### Lista de exercícios
a) Diga se cada afirmação concorda com o trecho sobre a Quarta Teoria Política e responda sim ou não, citando literalmente as palavras do trecho que decidem a resposta.
(i) A Quarta Teoria Política se apresenta como dogmática e fechada.
(ii) A Quarta Teoria Política convida todos para sua construção.
(iii) A Quarta Teoria Política oferece uma alternativa pronta.
b) Responda com base no trecho sobre a Quarta Teoria Política:
(i) Contra o que alguns travam uma guerra desesperançada?
(ii) Que frase do herói de "Twin Peaks" o trecho cita?
(iii) O que a Quarta Teoria Política prepara para a alternativa?
c) Prossiga o trecho sobre a Quarta Teoria Política a partir da última frase apresentada.

### Trecho para leitura
########
Portanto, não podemos de modo algum excluir a possibilidade de que não somente aqueles que travam uma (desesperançada) guerra contra o mundo moderno (mortalmente cansados dele e de sua desesperança), mas também aqueles que estão apenas agora reconhecendo o outro lado da ideologia liberal e começando a buscar alternativas se voltarão para a Quarta Teoria Política. A Quarta Teoria Política, sendo adogmática e aberta, não oferece tanto uma alternativa como prepara o solo para ela e convida todos para sua construção, tanto aqueles que rejeitaram a modernidade desde o início quanto aqueles que sucumbiram ao seu feitiço ou inércia, mas encontrando-se cara a cara com o abismo, despertaram no último minuto e entenderam, como o herói de "Twin Peaks", que "algo deu errado ...".
########
### Trechos dos dados
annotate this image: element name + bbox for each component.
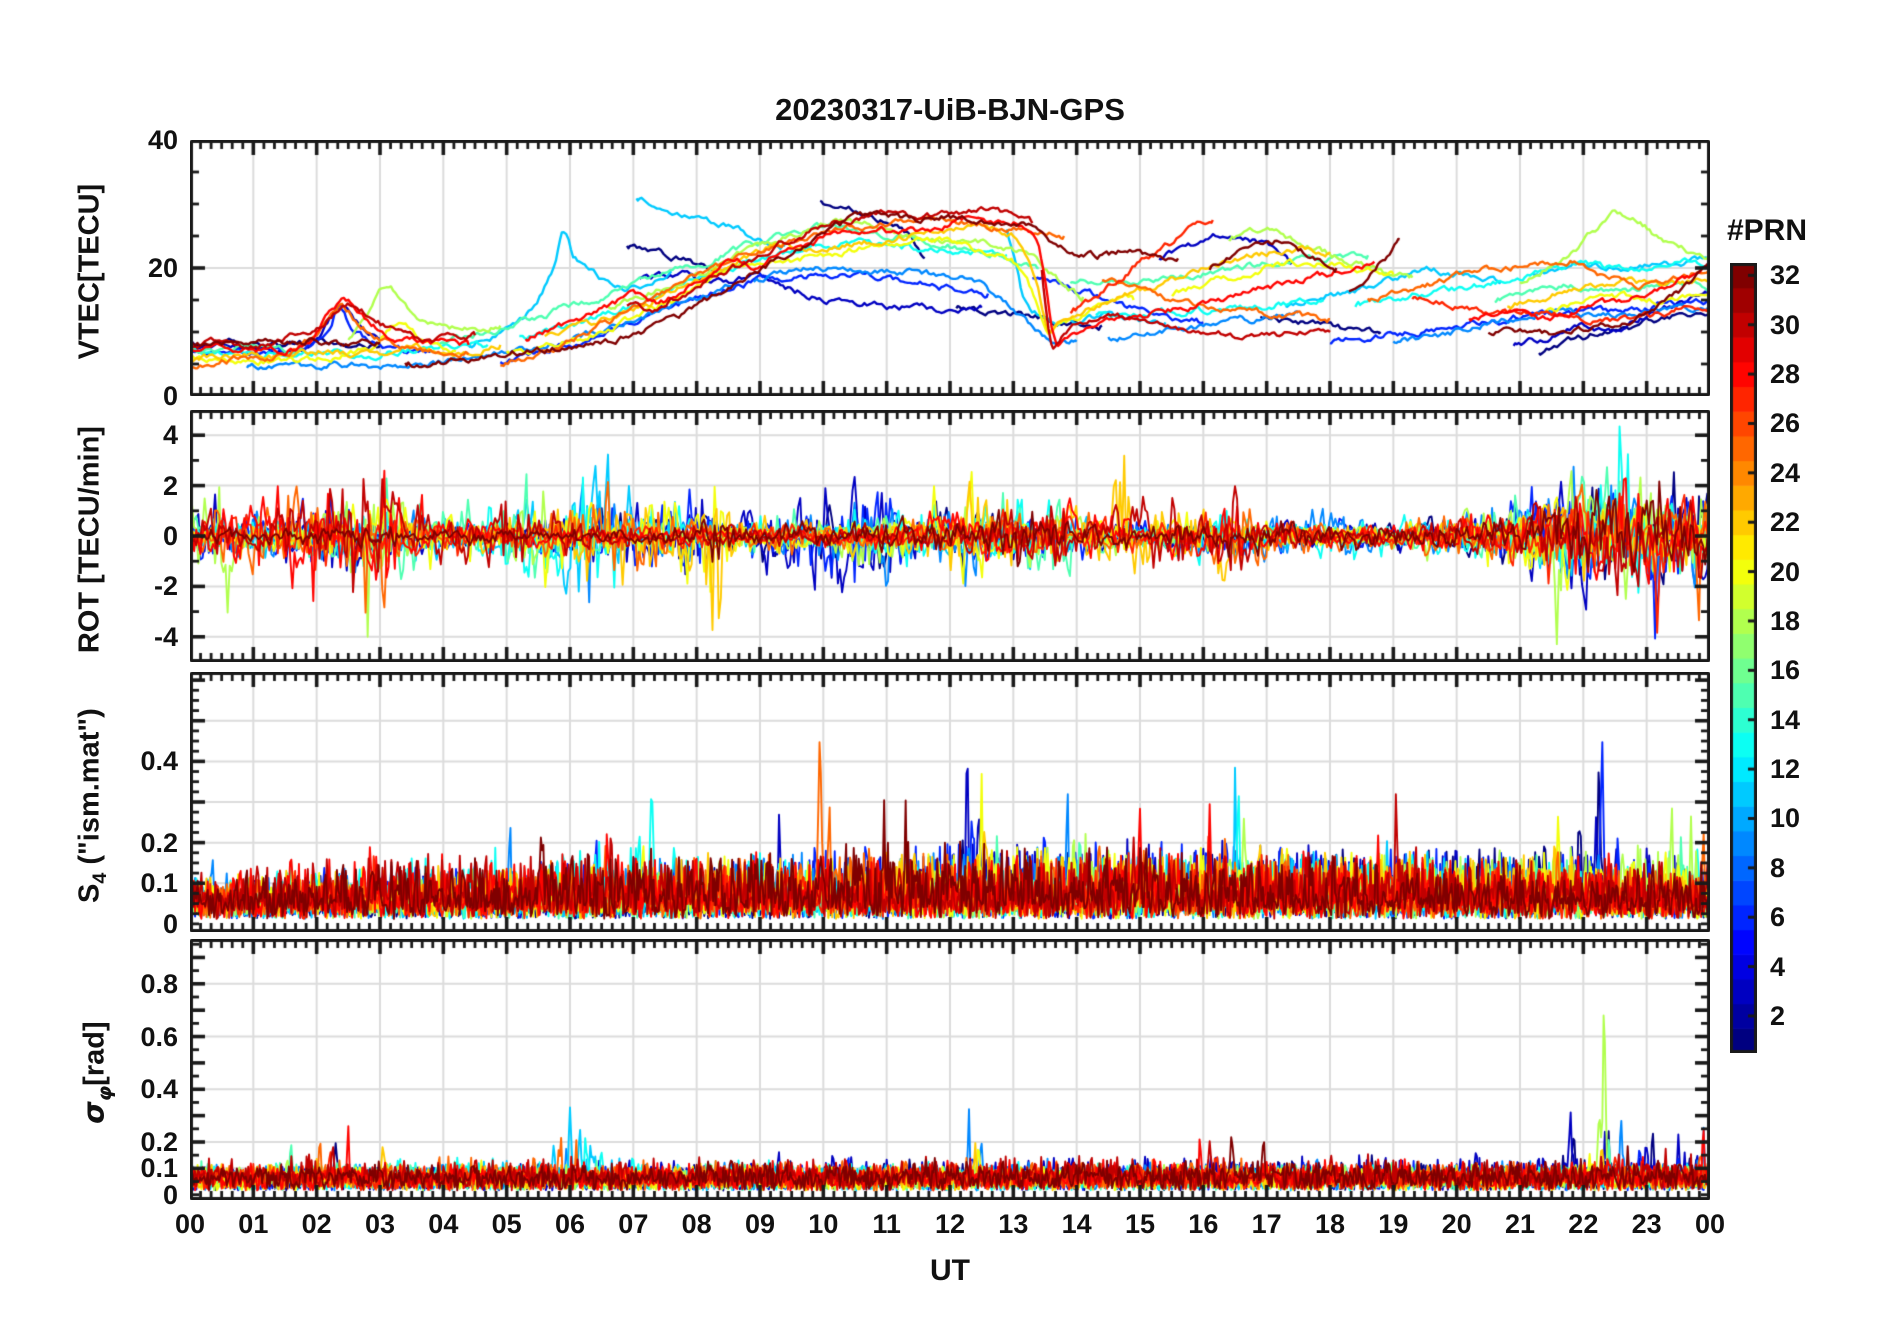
colorbar-tick-label: 2	[1770, 1000, 1786, 1031]
y-tick-label: -4	[153, 621, 178, 652]
y-tick-label: 0.4	[140, 1074, 178, 1105]
s4-panel-canvas	[190, 672, 1710, 932]
y-tick-label: 0.2	[140, 1127, 178, 1157]
x-axis-label: UT	[930, 1254, 970, 1287]
colorbar-tick-label: 28	[1770, 359, 1801, 390]
colorbar-tick-label: 18	[1770, 605, 1801, 636]
colorbar-title: #PRN	[1726, 214, 1808, 247]
colorbar-tick-label: 6	[1770, 902, 1786, 933]
colorbar-tick-label: 20	[1770, 556, 1801, 587]
y-tick-label: 0	[162, 521, 178, 551]
colorbar-tick-label: 12	[1770, 754, 1801, 785]
y-tick-label: 0.4	[140, 746, 178, 777]
prn-colorbar	[1730, 263, 1757, 1053]
colorbar-tick-label: 32	[1770, 260, 1801, 291]
y-tick-label: 0	[162, 1179, 178, 1210]
y-tick-label: 2	[162, 470, 178, 501]
y-tick-label: 4	[162, 420, 178, 451]
y-tick-label: 20	[147, 253, 178, 283]
colorbar-tick-label: 24	[1770, 457, 1801, 488]
colorbar-tick-label: 10	[1770, 803, 1801, 834]
sigma-phi-panel-canvas	[190, 939, 1710, 1200]
colorbar-tick-label: 14	[1770, 704, 1801, 735]
colorbar-tick-label: 30	[1770, 309, 1801, 340]
colorbar-tick-label: 16	[1770, 655, 1801, 686]
y-tick-label: 0.6	[140, 1021, 178, 1052]
colorbar-tick-label: 22	[1770, 507, 1801, 538]
colorbar-tick-label: 26	[1770, 408, 1801, 439]
colorbar-tick-label: 4	[1770, 951, 1786, 982]
colorbar-tick-label: 8	[1770, 852, 1786, 883]
rot-panel-canvas	[190, 410, 1710, 662]
figure: 20230317-UiB-BJN-GPS VTEC[TECU] ROT [TEC…	[0, 0, 1902, 1330]
y-tick-label: 0.1	[140, 1153, 178, 1184]
y-tick-label: 0	[162, 381, 178, 411]
y-tick-label: -2	[153, 571, 178, 602]
y-tick-label: 40	[147, 125, 178, 155]
y-tick-label: 0.2	[140, 827, 178, 858]
y-tick-label: 0	[162, 908, 178, 939]
y-tick-label: 0.1	[140, 868, 178, 899]
chart-title: 20230317-UiB-BJN-GPS	[775, 92, 1125, 127]
vtec-panel-canvas	[190, 140, 1710, 396]
axis-label-text: σ	[76, 1101, 111, 1124]
y-tick-label: 0.8	[140, 968, 178, 999]
x-tick-label: 00	[1694, 1209, 1726, 1239]
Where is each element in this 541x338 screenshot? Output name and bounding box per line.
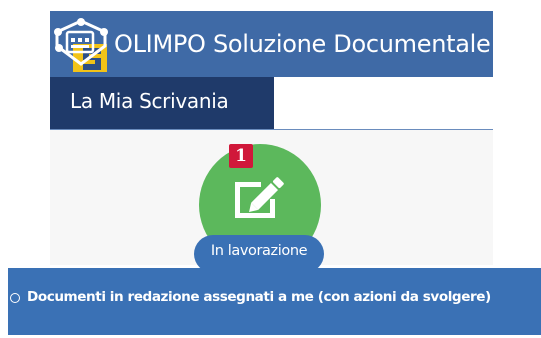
in-lavorazione-tile[interactable]: 1 In lavorazione <box>194 144 324 276</box>
radio-circle-icon[interactable] <box>10 293 20 303</box>
notification-badge: 1 <box>229 144 253 168</box>
section-header[interactable]: Documenti in redazione assegnati a me (c… <box>8 268 541 335</box>
nav-bar: La Mia Scrivania <box>50 77 493 130</box>
app-header: OLIMPO Soluzione Documentale <box>50 11 493 77</box>
olimpo-logo-icon[interactable] <box>53 18 109 72</box>
edit-icon <box>235 177 284 218</box>
app-title: OLIMPO Soluzione Documentale <box>114 30 491 58</box>
section-title: Documenti in redazione assegnati a me (c… <box>27 289 491 305</box>
tab-la-mia-scrivania[interactable]: La Mia Scrivania <box>50 77 274 129</box>
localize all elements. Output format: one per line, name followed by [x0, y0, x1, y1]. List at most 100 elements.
########
### Respostas em ordem
a)
(i) Não: "sendo adogmática e aberta".
(ii) Sim: "convida todos para sua construção".
(iii) Não: "não oferece tanto uma alternativa como prepara o solo para ela".

b)
(i) Contra o mundo moderno.
(ii) "algo deu errado ...".
(iii) O solo.

c)
A Quarta Teoria Política e a Esquerda: Preve, Cacciari, Agamben

E finalmente, a Quarta Teoria Política aborda [ou apela a] os esquerdistas italianos. Na Itália, já temos o precedente de uma convergência entre tradicionalistas e eurasianistas no filósofo esquerdista Costanzo Preve (1943-2013), que reconheceu a necessidade de uma frente comum de direita-esquerda contra a globalização, a hegemonia americana e o domínio liberal. Mas isso não é tudo. Se examinarmos tendências anticapitalistas esquerdistas na filosofia italiana, encontramos facilmente autores que estão bastante próximos em ânimo e atitude em relação à Quarta Teoria Política. A crise do pensamento marxista é óbvia, e a ética anticapitalista de Marx, em si mesma inteiramente justificada, não pode mais se basear em um aparato dogmático que perdeu completamente toda a sua relevância sob as novas circunstâncias. Além disso, os revisionistas entre os eurocomunistas praticamente cederam as suas posições em favor da Primeira Teoria Política, tornando-se instrumentos nas mãos dos liberais e do seu Sistema.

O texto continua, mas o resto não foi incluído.